Where does the string "icon" appear in the records? Copy every line that contains it.

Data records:

************

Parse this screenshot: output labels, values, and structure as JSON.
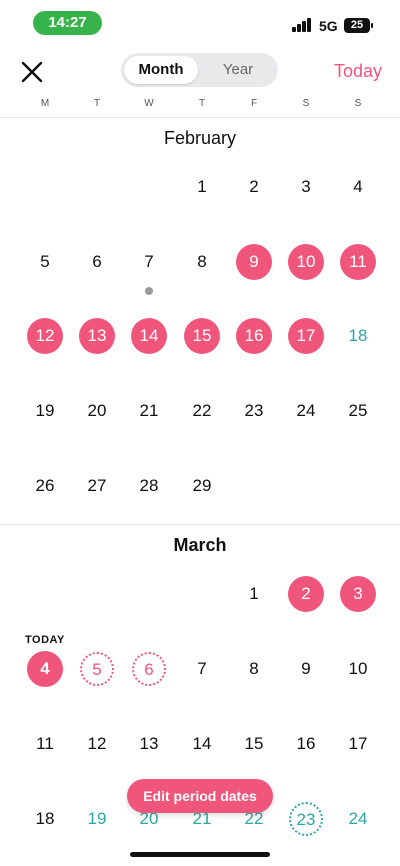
{
  "status_bar": {
    "time": "14:27",
    "network": "5G",
    "battery": "25"
  },
  "header": {
    "close_icon": "close-x-icon",
    "tabs": [
      {
        "label": "Month",
        "selected": true
      },
      {
        "label": "Year",
        "selected": false
      }
    ],
    "today_label": "Today"
  },
  "weekdays": [
    "M",
    "T",
    "W",
    "T",
    "F",
    "S",
    "S"
  ],
  "months": {
    "february": {
      "title": "February",
      "days": [
        {
          "d": "1",
          "col": 3,
          "row": 0
        },
        {
          "d": "2",
          "col": 4,
          "row": 0
        },
        {
          "d": "3",
          "col": 5,
          "row": 0
        },
        {
          "d": "4",
          "col": 6,
          "row": 0
        },
        {
          "d": "5",
          "col": 0,
          "row": 1
        },
        {
          "d": "6",
          "col": 1,
          "row": 1
        },
        {
          "d": "7",
          "col": 2,
          "row": 1,
          "marker": true
        },
        {
          "d": "8",
          "col": 3,
          "row": 1
        },
        {
          "d": "9",
          "col": 4,
          "row": 1,
          "type": "period"
        },
        {
          "d": "10",
          "col": 5,
          "row": 1,
          "type": "period"
        },
        {
          "d": "11",
          "col": 6,
          "row": 1,
          "type": "period"
        },
        {
          "d": "12",
          "col": 0,
          "row": 2,
          "type": "period"
        },
        {
          "d": "13",
          "col": 1,
          "row": 2,
          "type": "period"
        },
        {
          "d": "14",
          "col": 2,
          "row": 2,
          "type": "period"
        },
        {
          "d": "15",
          "col": 3,
          "row": 2,
          "type": "period"
        },
        {
          "d": "16",
          "col": 4,
          "row": 2,
          "type": "period"
        },
        {
          "d": "17",
          "col": 5,
          "row": 2,
          "type": "period"
        },
        {
          "d": "18",
          "col": 6,
          "row": 2,
          "type": "fertile"
        },
        {
          "d": "19",
          "col": 0,
          "row": 3
        },
        {
          "d": "20",
          "col": 1,
          "row": 3
        },
        {
          "d": "21",
          "col": 2,
          "row": 3
        },
        {
          "d": "22",
          "col": 3,
          "row": 3
        },
        {
          "d": "23",
          "col": 4,
          "row": 3
        },
        {
          "d": "24",
          "col": 5,
          "row": 3
        },
        {
          "d": "25",
          "col": 6,
          "row": 3
        },
        {
          "d": "26",
          "col": 0,
          "row": 4
        },
        {
          "d": "27",
          "col": 1,
          "row": 4
        },
        {
          "d": "28",
          "col": 2,
          "row": 4
        },
        {
          "d": "29",
          "col": 3,
          "row": 4
        }
      ]
    },
    "march": {
      "title": "March",
      "today_label": "TODAY",
      "days": [
        {
          "d": "1",
          "col": 4,
          "row": 0
        },
        {
          "d": "2",
          "col": 5,
          "row": 0,
          "type": "period"
        },
        {
          "d": "3",
          "col": 6,
          "row": 0,
          "type": "period"
        },
        {
          "d": "4",
          "col": 0,
          "row": 1,
          "type": "today"
        },
        {
          "d": "5",
          "col": 1,
          "row": 1,
          "type": "predicted"
        },
        {
          "d": "6",
          "col": 2,
          "row": 1,
          "type": "predicted"
        },
        {
          "d": "7",
          "col": 3,
          "row": 1
        },
        {
          "d": "8",
          "col": 4,
          "row": 1
        },
        {
          "d": "9",
          "col": 5,
          "row": 1
        },
        {
          "d": "10",
          "col": 6,
          "row": 1
        },
        {
          "d": "11",
          "col": 0,
          "row": 2
        },
        {
          "d": "12",
          "col": 1,
          "row": 2
        },
        {
          "d": "13",
          "col": 2,
          "row": 2
        },
        {
          "d": "14",
          "col": 3,
          "row": 2
        },
        {
          "d": "15",
          "col": 4,
          "row": 2
        },
        {
          "d": "16",
          "col": 5,
          "row": 2
        },
        {
          "d": "17",
          "col": 6,
          "row": 2
        },
        {
          "d": "18",
          "col": 0,
          "row": 3
        },
        {
          "d": "19",
          "col": 1,
          "row": 3,
          "type": "fertile"
        },
        {
          "d": "20",
          "col": 2,
          "row": 3,
          "type": "fertile"
        },
        {
          "d": "21",
          "col": 3,
          "row": 3,
          "type": "fertile"
        },
        {
          "d": "22",
          "col": 4,
          "row": 3,
          "type": "fertile"
        },
        {
          "d": "23",
          "col": 5,
          "row": 3,
          "type": "ovulation"
        },
        {
          "d": "24",
          "col": 6,
          "row": 3,
          "type": "fertile"
        }
      ]
    }
  },
  "edit_button": {
    "label": "Edit period dates"
  },
  "colors": {
    "period": "#f0567c",
    "fertile": "#2aa6a6",
    "status_pill": "#36b34a"
  }
}
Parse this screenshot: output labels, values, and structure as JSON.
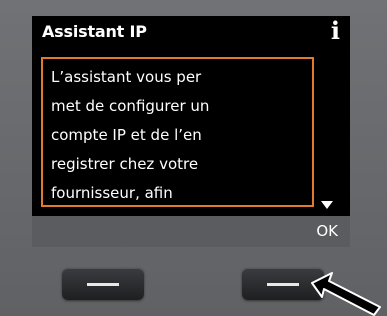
{
  "screen": {
    "title": "Assistant IP",
    "info_icon": "info-icon",
    "message_lines": [
      "L’assistant vous per",
      "met de configurer un",
      "compte IP et de l’en",
      "registrer chez votre",
      "fournisseur, afin"
    ],
    "scroll_indicator": "scroll-down-arrow-icon",
    "softkey_right_label": "OK"
  },
  "colors": {
    "screen_background": "#000000",
    "text_border": "#e07b2e",
    "softkey_bar": "#5a5c5f",
    "device_body": "#6b6d70"
  }
}
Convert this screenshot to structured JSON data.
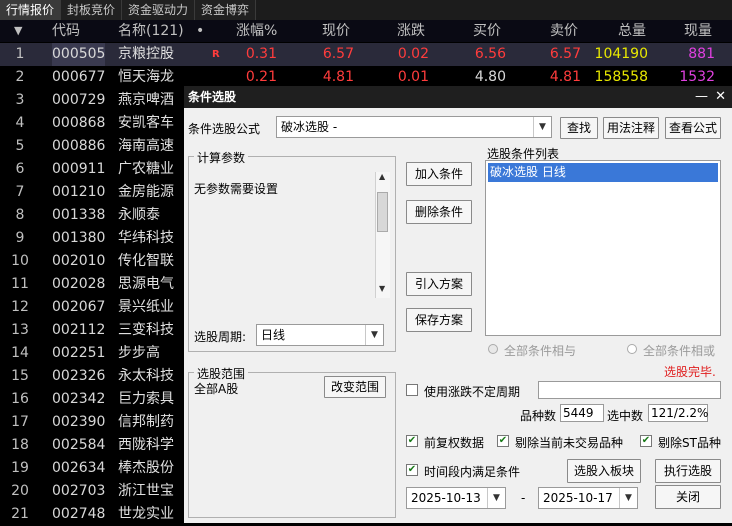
{
  "tabs": [
    "行情报价",
    "封板竞价",
    "资金驱动力",
    "资金博弈"
  ],
  "columns": {
    "code": "代码",
    "name": "名称(121)",
    "dot": "•",
    "change_pct": "涨幅%",
    "price": "现价",
    "change": "涨跌",
    "bid": "买价",
    "ask": "卖价",
    "volume": "总量",
    "cur_vol": "现量"
  },
  "rows": [
    {
      "idx": "1",
      "code": "000505",
      "name": "京粮控股",
      "flag": "R",
      "change_pct": "0.31",
      "price": "6.57",
      "change": "0.02",
      "bid": "6.56",
      "ask": "6.57",
      "volume": "104190",
      "cur_vol": "881"
    },
    {
      "idx": "2",
      "code": "000677",
      "name": "恒天海龙",
      "change_pct": "0.21",
      "price": "4.81",
      "change": "0.01",
      "bid": "4.80",
      "ask": "4.81",
      "volume": "158558",
      "cur_vol": "1532"
    },
    {
      "idx": "3",
      "code": "000729",
      "name": "燕京啤酒"
    },
    {
      "idx": "4",
      "code": "000868",
      "name": "安凯客车"
    },
    {
      "idx": "5",
      "code": "000886",
      "name": "海南高速"
    },
    {
      "idx": "6",
      "code": "000911",
      "name": "广农糖业"
    },
    {
      "idx": "7",
      "code": "001210",
      "name": "金房能源"
    },
    {
      "idx": "8",
      "code": "001338",
      "name": "永顺泰"
    },
    {
      "idx": "9",
      "code": "001380",
      "name": "华纬科技"
    },
    {
      "idx": "10",
      "code": "002010",
      "name": "传化智联"
    },
    {
      "idx": "11",
      "code": "002028",
      "name": "思源电气"
    },
    {
      "idx": "12",
      "code": "002067",
      "name": "景兴纸业"
    },
    {
      "idx": "13",
      "code": "002112",
      "name": "三变科技"
    },
    {
      "idx": "14",
      "code": "002251",
      "name": "步步高"
    },
    {
      "idx": "15",
      "code": "002326",
      "name": "永太科技"
    },
    {
      "idx": "16",
      "code": "002342",
      "name": "巨力索具"
    },
    {
      "idx": "17",
      "code": "002390",
      "name": "信邦制药"
    },
    {
      "idx": "18",
      "code": "002584",
      "name": "西陇科学"
    },
    {
      "idx": "19",
      "code": "002634",
      "name": "棒杰股份"
    },
    {
      "idx": "20",
      "code": "002703",
      "name": "浙江世宝"
    },
    {
      "idx": "21",
      "code": "002748",
      "name": "世龙实业"
    }
  ],
  "dialog": {
    "title": "条件选股",
    "formula_label": "条件选股公式",
    "formula_value": "破冰选股  -",
    "find_btn": "查找",
    "usage_btn": "用法注释",
    "view_btn": "查看公式",
    "calc_params_label": "计算参数",
    "no_params_text": "无参数需要设置",
    "add_btn": "加入条件",
    "del_btn": "删除条件",
    "list_label": "选股条件列表",
    "list_items": [
      "破冰选股  日线"
    ],
    "import_btn": "引入方案",
    "save_btn": "保存方案",
    "period_label": "选股周期:",
    "period_value": "日线",
    "radio_and": "全部条件相与",
    "radio_or": "全部条件相或",
    "status": "选股完毕.",
    "scope_label": "选股范围",
    "scope_value": "全部A股",
    "change_scope_btn": "改变范围",
    "variable_period_label": "使用涨跌不定周期",
    "count_label": "品种数",
    "count_value": "5449",
    "selected_label": "选中数",
    "selected_value": "121/2.2%",
    "forward_adj_label": "前复权数据",
    "exclude_no_trade_label": "剔除当前未交易品种",
    "exclude_st_label": "剔除ST品种",
    "time_range_label": "时间段内满足条件",
    "add_to_block_btn": "选股入板块",
    "execute_btn": "执行选股",
    "date_from": "2025-10-13",
    "date_sep": "-",
    "date_to": "2025-10-17",
    "close_btn": "关闭"
  },
  "colors": {
    "up": "#ff3c3c",
    "volume": "#e8e800",
    "cur_vol": "#e040e0",
    "list_highlight": "#3a78d8"
  }
}
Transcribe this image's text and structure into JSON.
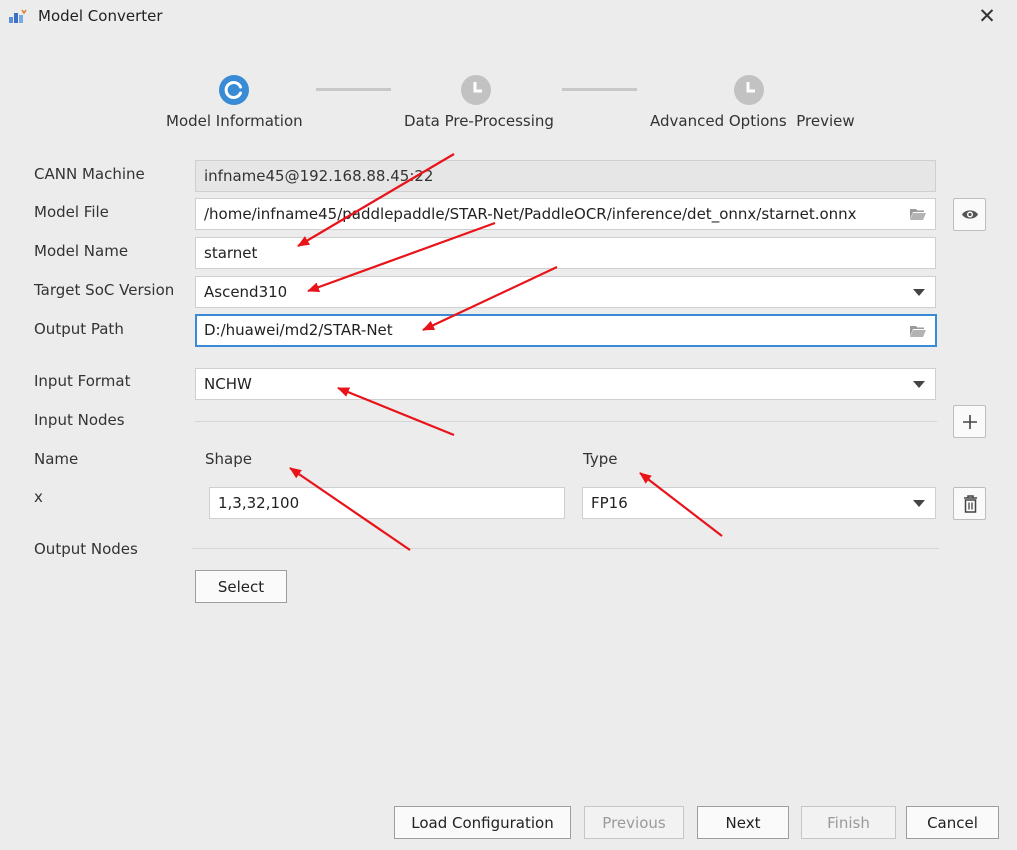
{
  "window": {
    "title": "Model Converter",
    "close_glyph": "✕"
  },
  "stepper": {
    "steps": [
      {
        "label": "Model Information",
        "state": "active",
        "icon": "progress-icon"
      },
      {
        "label": "Data Pre-Processing",
        "state": "pending",
        "icon": "clock-icon"
      },
      {
        "label": "Advanced Options  Preview",
        "state": "pending",
        "icon": "clock-icon"
      }
    ],
    "active_color": "#3a8bd6",
    "pending_color": "#c2c2c2"
  },
  "form": {
    "cann_machine": {
      "label": "CANN Machine",
      "value": "infname45@192.168.88.45:22"
    },
    "model_file": {
      "label": "Model File",
      "value": "/home/infname45/paddlepaddle/STAR-Net/PaddleOCR/inference/det_onnx/starnet.onnx"
    },
    "model_name": {
      "label": "Model Name",
      "value": "starnet"
    },
    "target_soc": {
      "label": "Target SoC Version",
      "value": "Ascend310"
    },
    "output_path": {
      "label": "Output Path",
      "value": "D:/huawei/md2/STAR-Net"
    },
    "input_format": {
      "label": "Input Format",
      "value": "NCHW"
    },
    "input_nodes": {
      "label": "Input Nodes",
      "columns": {
        "name": "Name",
        "shape": "Shape",
        "type": "Type"
      },
      "rows": [
        {
          "name": "x",
          "shape": "1,3,32,100",
          "type": "FP16"
        }
      ]
    },
    "output_nodes": {
      "label": "Output Nodes",
      "select_label": "Select"
    }
  },
  "footer": {
    "load_configuration": "Load Configuration",
    "previous": "Previous",
    "next": "Next",
    "finish": "Finish",
    "cancel": "Cancel"
  },
  "colors": {
    "annotation_arrow": "#e8141a",
    "focus_border": "#3a8bd6"
  }
}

************

## EXERCISE RESPONSE:
    "close_icon": "close-x-icon",
    "info_icon": "info-icon",
    "scroll_indicator": "scroll-down-arrow-icon",
        "icon": "progress-icon"
        "icon": "clock-icon"
        "icon": "clock-icon"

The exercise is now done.